### EXERCISE PROMPT
Arrange every line of the data below as a Markdown table with the columns "Row" and "Line", numbering the rows and skipping blank lines. Leave the pictures out of your answer.

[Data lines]
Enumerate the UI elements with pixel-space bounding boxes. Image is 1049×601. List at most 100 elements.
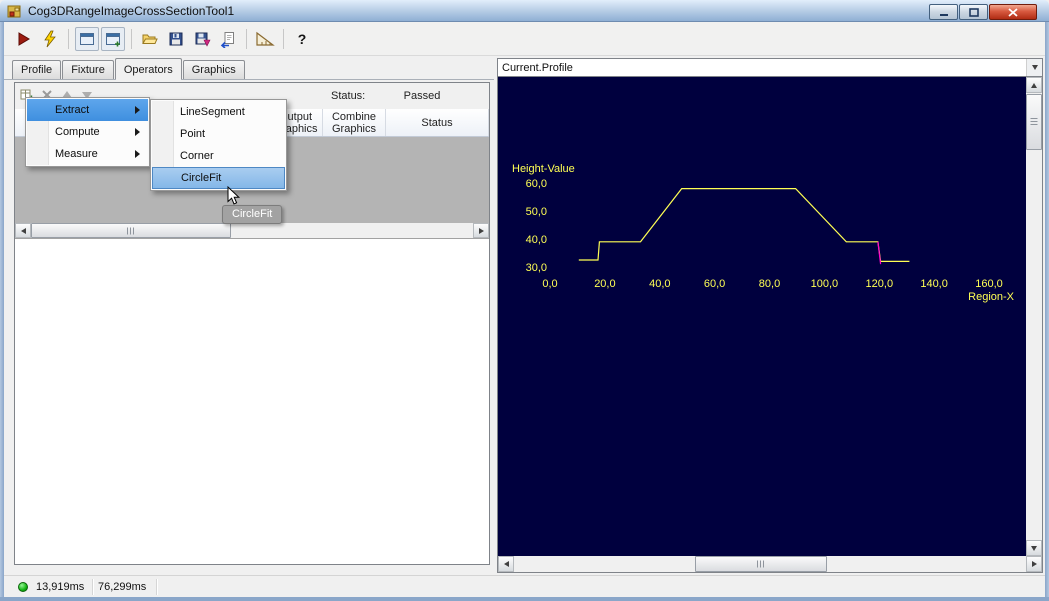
new-image-display-button[interactable] — [101, 27, 125, 51]
chart-horizontal-scrollbar[interactable] — [498, 556, 1042, 572]
column-label: Combine — [332, 111, 376, 123]
save-button[interactable] — [164, 27, 188, 51]
window-frame-right — [1045, 22, 1049, 597]
extract-submenu: LineSegment Point Corner CircleFit — [150, 99, 287, 191]
toolbar-separator — [131, 29, 132, 49]
tab-profile[interactable]: Profile — [12, 60, 61, 79]
x-tick-label: 140,0 — [920, 278, 948, 290]
tab-operators[interactable]: Operators — [115, 58, 182, 79]
new-image-display-icon — [104, 30, 122, 48]
help-icon: ? — [298, 31, 307, 47]
y-tick-label: 30,0 — [526, 262, 547, 274]
geometry-measure-button[interactable] — [253, 27, 277, 51]
x-tick-label: 80,0 — [759, 278, 780, 290]
scroll-left-arrow[interactable] — [15, 223, 31, 238]
scroll-down-arrow[interactable] — [1026, 540, 1042, 556]
window-frame-bottom — [0, 597, 1049, 601]
menu-item-point[interactable]: Point — [152, 123, 285, 145]
menu-item-linesegment[interactable]: LineSegment — [152, 101, 285, 123]
save-record-button[interactable] — [190, 27, 214, 51]
submenu-arrow-icon — [135, 128, 140, 136]
submenu-arrow-icon — [135, 106, 140, 114]
tab-fixture[interactable]: Fixture — [62, 60, 114, 79]
profile-chart[interactable]: 0,020,040,060,080,0100,0120,0140,0160,03… — [498, 77, 1026, 556]
image-display-button[interactable] — [75, 27, 99, 51]
menu-item-extract[interactable]: Extract — [27, 99, 148, 121]
run-button[interactable] — [12, 27, 36, 51]
menu-item-compute[interactable]: Compute — [27, 121, 148, 143]
toolbar-separator — [68, 29, 69, 49]
x-tick-label: 160,0 — [975, 278, 1003, 290]
x-tick-label: 100,0 — [811, 278, 839, 290]
menu-item-circlefit[interactable]: CircleFit — [152, 167, 285, 189]
app-icon — [6, 3, 22, 19]
close-icon — [1008, 8, 1018, 17]
import-button[interactable] — [216, 27, 240, 51]
menu-item-corner[interactable]: Corner — [152, 145, 285, 167]
scroll-thumb[interactable] — [1026, 94, 1042, 150]
column-header-combine-graphics[interactable]: Combine Graphics — [323, 109, 386, 136]
toolbar-separator — [283, 29, 284, 49]
x-tick-label: 40,0 — [649, 278, 670, 290]
status-led-green-icon — [18, 582, 28, 592]
column-header-status[interactable]: Status — [386, 109, 489, 136]
scroll-right-arrow[interactable] — [1026, 556, 1042, 572]
save-icon — [167, 30, 185, 48]
help-button[interactable]: ? — [290, 27, 314, 51]
profile-selector-value: Current.Profile — [502, 62, 573, 74]
profile-chart-svg: 0,020,040,060,080,0100,0120,0140,0160,03… — [498, 77, 1026, 556]
tab-graphics[interactable]: Graphics — [183, 60, 245, 79]
grid-horizontal-scrollbar[interactable] — [15, 223, 489, 238]
electric-run-icon — [41, 30, 59, 48]
status-label: Status: — [331, 90, 365, 102]
series-extracted-line-segment — [878, 242, 881, 264]
maximize-icon — [969, 8, 979, 17]
toolbar-separator — [246, 29, 247, 49]
close-button[interactable] — [989, 4, 1037, 20]
column-label: Status — [421, 117, 452, 129]
geometry-icon — [254, 30, 276, 48]
submenu-arrow-icon — [135, 150, 140, 158]
y-tick-label: 60,0 — [526, 178, 547, 190]
x-axis-label: Region-X — [968, 291, 1015, 303]
scroll-thumb[interactable] — [31, 223, 231, 238]
status-value: Passed — [367, 90, 477, 102]
mouse-cursor-icon — [227, 186, 241, 206]
y-tick-label: 50,0 — [526, 206, 547, 218]
total-time: 76,299ms — [98, 581, 146, 593]
window-frame-left — [0, 22, 4, 597]
scroll-left-arrow[interactable] — [498, 556, 514, 572]
scroll-up-arrow[interactable] — [1026, 77, 1042, 93]
open-file-icon — [141, 30, 159, 48]
grid-bottom-edge — [15, 238, 489, 239]
minimize-icon — [939, 8, 949, 17]
profile-display-panel: Current.Profile 0,020,040,060,080,0100,0… — [497, 58, 1043, 573]
main-toolbar: ? — [4, 22, 1045, 56]
menu-item-label: Compute — [55, 126, 100, 138]
column-label: Graphics — [332, 123, 376, 135]
menu-item-label: CircleFit — [181, 172, 221, 184]
profile-selector[interactable]: Current.Profile — [498, 59, 1042, 77]
chart-vertical-scrollbar[interactable] — [1026, 77, 1042, 556]
tabpage-top-edge — [4, 79, 494, 80]
image-display-icon — [78, 30, 96, 48]
titlebar[interactable]: Cog3DRangeImageCrossSectionTool1 — [0, 0, 1049, 22]
run-icon — [15, 30, 33, 48]
menu-item-label: Extract — [55, 104, 89, 116]
statusbar-separator — [92, 579, 94, 595]
maximize-button[interactable] — [959, 4, 988, 20]
menu-item-measure[interactable]: Measure — [27, 143, 148, 165]
window-title: Cog3DRangeImageCrossSectionTool1 — [28, 4, 234, 18]
x-tick-label: 120,0 — [866, 278, 894, 290]
minimize-button[interactable] — [929, 4, 958, 20]
scroll-thumb[interactable] — [695, 556, 827, 572]
save-record-icon — [193, 30, 211, 48]
open-file-button[interactable] — [138, 27, 162, 51]
scroll-right-arrow[interactable] — [473, 223, 489, 238]
import-icon — [219, 30, 237, 48]
menu-item-label: LineSegment — [180, 106, 245, 118]
run-time: 13,919ms — [36, 581, 84, 593]
statusbar-separator — [156, 579, 158, 595]
electric-run-button[interactable] — [38, 27, 62, 51]
dropdown-button[interactable] — [1026, 59, 1042, 76]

### COMPLETED TASK
| Row | Line |
|---|---|
| 1 | Enumerate the UI elements with pixel-space bounding boxes. Image is 1049×601. List at most 100 elements. |
| 2 | new-image-display-button[interactable] — [101, 27, 125, 51] |
| 3 | chart-horizontal-scrollbar[interactable] — [498, 556, 1042, 572] |
| 4 | column-label: Combine — [332, 111, 376, 123] |
| 5 | save-button[interactable] — [164, 27, 188, 51] |
| 6 | window-frame-right — [1045, 22, 1049, 597] |
| 7 | extract-submenu: LineSegment Point Corner CircleFit — [150, 99, 287, 191] |
| 8 | toolbar-separator — [131, 29, 132, 49] |
| 9 | tab-profile[interactable]: Profile — [12, 60, 61, 79] |
| 10 | x-tick-label: 140,0 — [920, 278, 948, 290] |
| 11 | tab-operators[interactable]: Operators — [115, 58, 182, 79] |
| 12 | new-image-display-icon — [104, 30, 122, 48] |
| 13 | help-icon: ? — [298, 31, 307, 47] |
| 14 | y-tick-label: 30,0 — [526, 262, 547, 274] |
| 15 | geometry-measure-button[interactable] — [253, 27, 277, 51] |
| 16 | x-tick-label: 80,0 — [759, 278, 780, 290] |
| 17 | scroll-left-arrow[interactable] — [15, 223, 31, 238] |
| 18 | scroll-down-arrow[interactable] — [1026, 540, 1042, 556] |
| 19 | window-frame-bottom — [0, 597, 1049, 601] |
| 20 | menu-item-point[interactable]: Point — [152, 123, 285, 145] |
| 21 | menu-item-linesegment[interactable]: LineSegment — [152, 101, 285, 123] |
| 22 | save-record-button[interactable] — [190, 27, 214, 51] |
| 23 | submenu-arrow-icon — [135, 128, 140, 136] |
| 24 | submenu-arrow-icon — [135, 106, 140, 114] |
| 25 | tab-fixture[interactable]: Fixture — [62, 60, 114, 79] |
| 26 | profile-chart[interactable]: 0,020,040,060,080,0100,0120,0140,0160,03… — [498, 77, 1026, 556] |
| 27 | image-display-button[interactable] — [75, 27, 99, 51] |
| 28 | menu-item-extract[interactable]: Extract — [27, 99, 148, 121] |
| 29 | run-button[interactable] — [12, 27, 36, 51] |
| 30 | menu-item-compute[interactable]: Compute — [27, 121, 148, 143] |
| 31 | toolbar-separator — [68, 29, 69, 49] |
| 32 | x-tick-label: 160,0 — [975, 278, 1003, 290] |
| 33 | x-tick-label: 100,0 — [811, 278, 839, 290] |
| 34 | menu-item-circlefit[interactable]: CircleFit — [152, 167, 285, 189] |
| 35 | app-icon — [6, 3, 22, 19] |
| 36 | close-icon — [1008, 8, 1018, 17] |
| 37 | import-button[interactable] — [216, 27, 240, 51] |
| 38 | menu-item-corner[interactable]: Corner — [152, 145, 285, 167] |
| 39 | scroll-thumb[interactable] — [1026, 94, 1042, 150] |
| 40 | column-header-combine-graphics[interactable]: Combine Graphics — [323, 109, 386, 136] |
| 41 | toolbar-separator — [283, 29, 284, 49] |
| 42 | x-tick-label: 40,0 — [649, 278, 670, 290] |
| 43 | status-led-green-icon — [18, 582, 28, 592] |
| 44 | column-header-status[interactable]: Status — [386, 109, 489, 136] |
| 45 | scroll-right-arrow[interactable] — [1026, 556, 1042, 572] |
| 46 | save-icon — [167, 30, 185, 48] |
| 47 | help-button[interactable]: ? — [290, 27, 314, 51] |
| 48 | profile-selector-value: Current.Profile — [502, 62, 573, 74] |
| 49 | profile-chart-svg: 0,020,040,060,080,0100,0120,0140,0160,03… — [498, 77, 1026, 556] |
| 50 | tab-graphics[interactable]: Graphics — [183, 60, 245, 79] |
| 51 | grid-horizontal-scrollbar[interactable] — [15, 223, 489, 238] |
| 52 | electric-run-icon — [41, 30, 59, 48] |
| 53 | status-label: Status: — [331, 90, 365, 102] |
| 54 | series-extracted-line-segment — [878, 242, 881, 264] |
| 55 | maximize-icon — [969, 8, 979, 17] |
| 56 | toolbar-separator — [246, 29, 247, 49] |
| 57 | close-button[interactable] — [989, 4, 1037, 20] |
| 58 | column-label: Status — [421, 117, 452, 129] |
| 59 | geometry-icon — [254, 30, 276, 48] |
| 60 | submenu-arrow-icon — [135, 150, 140, 158] |
| 61 | y-tick-label: 60,0 — [526, 178, 547, 190] |
| 62 | x-axis-label: Region-X — [968, 291, 1015, 303] |
| 63 | scroll-thumb[interactable] — [31, 223, 231, 238] |
| 64 | status-value: Passed — [367, 90, 477, 102] |
| 65 | mouse-cursor-icon — [227, 186, 241, 206] |
| 66 | y-tick-label: 50,0 — [526, 206, 547, 218] |
| 67 | total-time: 76,299ms — [98, 581, 146, 593] |
| 68 | window-frame-left — [0, 22, 4, 597] |
| 69 | scroll-left-arrow[interactable] — [498, 556, 514, 572] |
| 70 | scroll-up-arrow[interactable] — [1026, 77, 1042, 93] |
| 71 | open-file-icon — [141, 30, 159, 48] |
| 72 | grid-bottom-edge — [15, 238, 489, 239] |
| 73 | minimize-icon — [939, 8, 949, 17] |
| 74 | profile-display-panel: Current.Profile 0,020,040,060,080,0100,0… — [497, 58, 1043, 573] |
| 75 | main-toolbar: ? — [4, 22, 1045, 56] |
| 76 | menu-item-label: Compute — [55, 126, 100, 138] |
| 77 | column-label: Graphics — [332, 123, 376, 135] |
| 78 | menu-item-label: CircleFit — [181, 172, 221, 184] |
| 79 | profile-selector[interactable]: Current.Profile — [498, 59, 1042, 77] |
| 80 | chart-vertical-scrollbar[interactable] — [1026, 77, 1042, 556] |
| 81 | tabpage-top-edge — [4, 79, 494, 80] |
| 82 | image-display-icon — [78, 30, 96, 48] |
| 83 | titlebar[interactable]: Cog3DRangeImageCrossSectionTool1 — [0, 0, 1049, 22] |
| 84 | run-icon — [15, 30, 33, 48] |
| 85 | menu-item-label: Extract — [55, 104, 89, 116] |
| 86 | statusbar-separator — [92, 579, 94, 595] |
| 87 | maximize-button[interactable] — [959, 4, 988, 20] |
| 88 | menu-item-measure[interactable]: Measure — [27, 143, 148, 165] |
| 89 | window-title: Cog3DRangeImageCrossSectionTool1 — [28, 4, 234, 18] |
| 90 | x-tick-label: 120,0 — [866, 278, 894, 290] |
| 91 | minimize-button[interactable] — [929, 4, 958, 20] |
| 92 | scroll-thumb[interactable] — [695, 556, 827, 572] |
| 93 | save-record-icon — [193, 30, 211, 48] |
| 94 | open-file-button[interactable] — [138, 27, 162, 51] |
| 95 | scroll-right-arrow[interactable] — [473, 223, 489, 238] |
| 96 | import-icon — [219, 30, 237, 48] |
| 97 | menu-item-label: LineSegment — [180, 106, 245, 118] |
| 98 | run-time: 13,919ms — [36, 581, 84, 593] |
| 99 | statusbar-separator — [156, 579, 158, 595] |
| 100 | electric-run-button[interactable] — [38, 27, 62, 51] |
| 101 | dropdown-button[interactable] — [1026, 59, 1042, 76] |